__MATERIAL FOR THIS EXERCISE__

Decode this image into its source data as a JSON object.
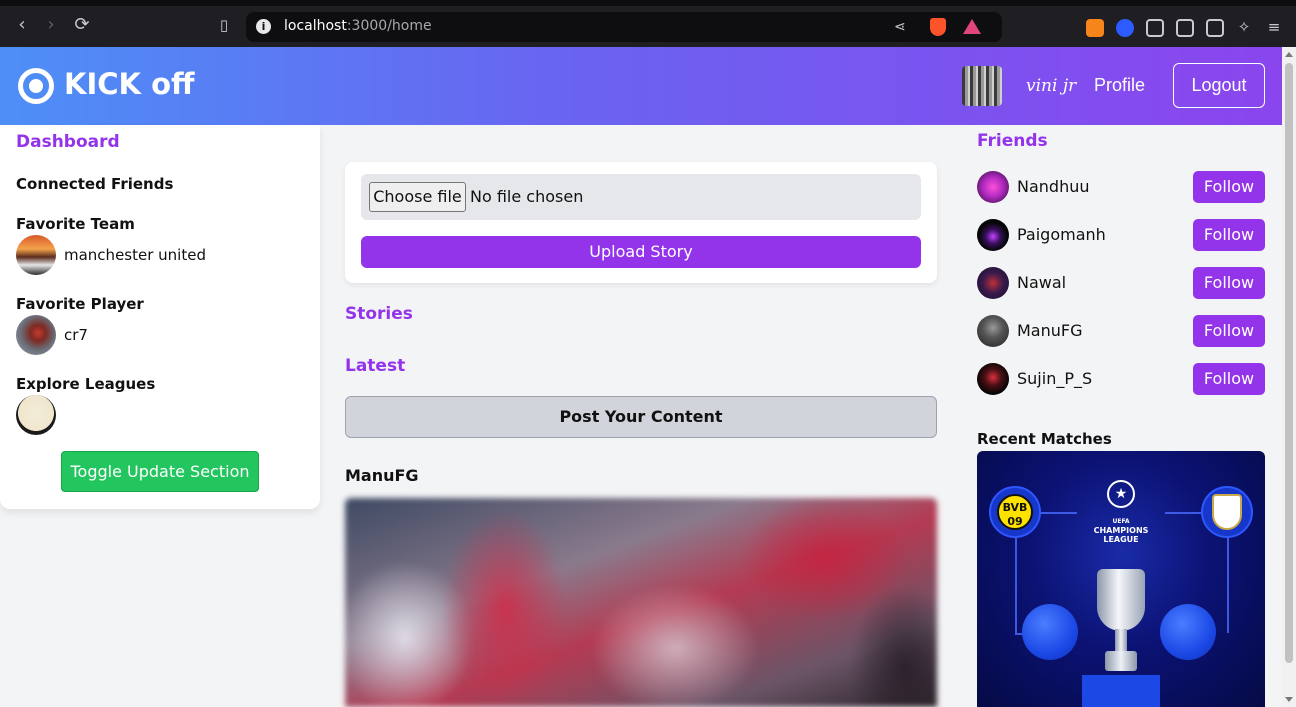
{
  "browser": {
    "url_host": "localhost",
    "url_path": ":3000/home"
  },
  "header": {
    "brand": "KICK off",
    "username": "vini jr",
    "profile_label": "Profile",
    "logout_label": "Logout"
  },
  "left": {
    "dashboard_title": "Dashboard",
    "connected_friends": "Connected Friends",
    "favorite_team_heading": "Favorite Team",
    "favorite_team": "manchester united",
    "favorite_player_heading": "Favorite Player",
    "favorite_player": "cr7",
    "explore_leagues_heading": "Explore Leagues",
    "toggle_label": "Toggle Update Section"
  },
  "main": {
    "choose_file_label": "Choose file",
    "no_file_text": "No file chosen",
    "upload_story_label": "Upload Story",
    "stories_heading": "Stories",
    "latest_heading": "Latest",
    "post_content_label": "Post Your Content",
    "post_author": "ManuFG"
  },
  "right": {
    "friends_heading": "Friends",
    "friends": [
      {
        "name": "Nandhuu",
        "action": "Follow"
      },
      {
        "name": "Paigomanh",
        "action": "Follow"
      },
      {
        "name": "Nawal",
        "action": "Follow"
      },
      {
        "name": "ManuFG",
        "action": "Follow"
      },
      {
        "name": "Sujin_P_S",
        "action": "Follow"
      }
    ],
    "recent_matches_heading": "Recent Matches",
    "match_card": {
      "home_badge": "BVB 09",
      "competition": "CHAMPIONS LEAGUE",
      "competition_small": "UEFA"
    }
  },
  "colors": {
    "accent": "#9333ea",
    "toggle": "#22c55e",
    "header_start": "#4d8ff6",
    "header_end": "#8b45ee"
  }
}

__PROBLEM__
Omit the pictures. Output every record above word for word.

__RESULT FOR THIS EXERCISE__
Decode this image into its source data as a JSON object.
{
  "browser": {
    "url_host": "localhost",
    "url_path": ":3000/home"
  },
  "header": {
    "brand": "KICK off",
    "username": "vini jr",
    "profile_label": "Profile",
    "logout_label": "Logout"
  },
  "left": {
    "dashboard_title": "Dashboard",
    "connected_friends": "Connected Friends",
    "favorite_team_heading": "Favorite Team",
    "favorite_team": "manchester united",
    "favorite_player_heading": "Favorite Player",
    "favorite_player": "cr7",
    "explore_leagues_heading": "Explore Leagues",
    "toggle_label": "Toggle Update Section"
  },
  "main": {
    "choose_file_label": "Choose file",
    "no_file_text": "No file chosen",
    "upload_story_label": "Upload Story",
    "stories_heading": "Stories",
    "latest_heading": "Latest",
    "post_content_label": "Post Your Content",
    "post_author": "ManuFG"
  },
  "right": {
    "friends_heading": "Friends",
    "friends": [
      {
        "name": "Nandhuu",
        "action": "Follow"
      },
      {
        "name": "Paigomanh",
        "action": "Follow"
      },
      {
        "name": "Nawal",
        "action": "Follow"
      },
      {
        "name": "ManuFG",
        "action": "Follow"
      },
      {
        "name": "Sujin_P_S",
        "action": "Follow"
      }
    ],
    "recent_matches_heading": "Recent Matches",
    "match_card": {
      "home_badge": "BVB 09",
      "competition": "CHAMPIONS LEAGUE",
      "competition_small": "UEFA"
    }
  },
  "colors": {
    "accent": "#9333ea",
    "toggle": "#22c55e",
    "header_start": "#4d8ff6",
    "header_end": "#8b45ee"
  }
}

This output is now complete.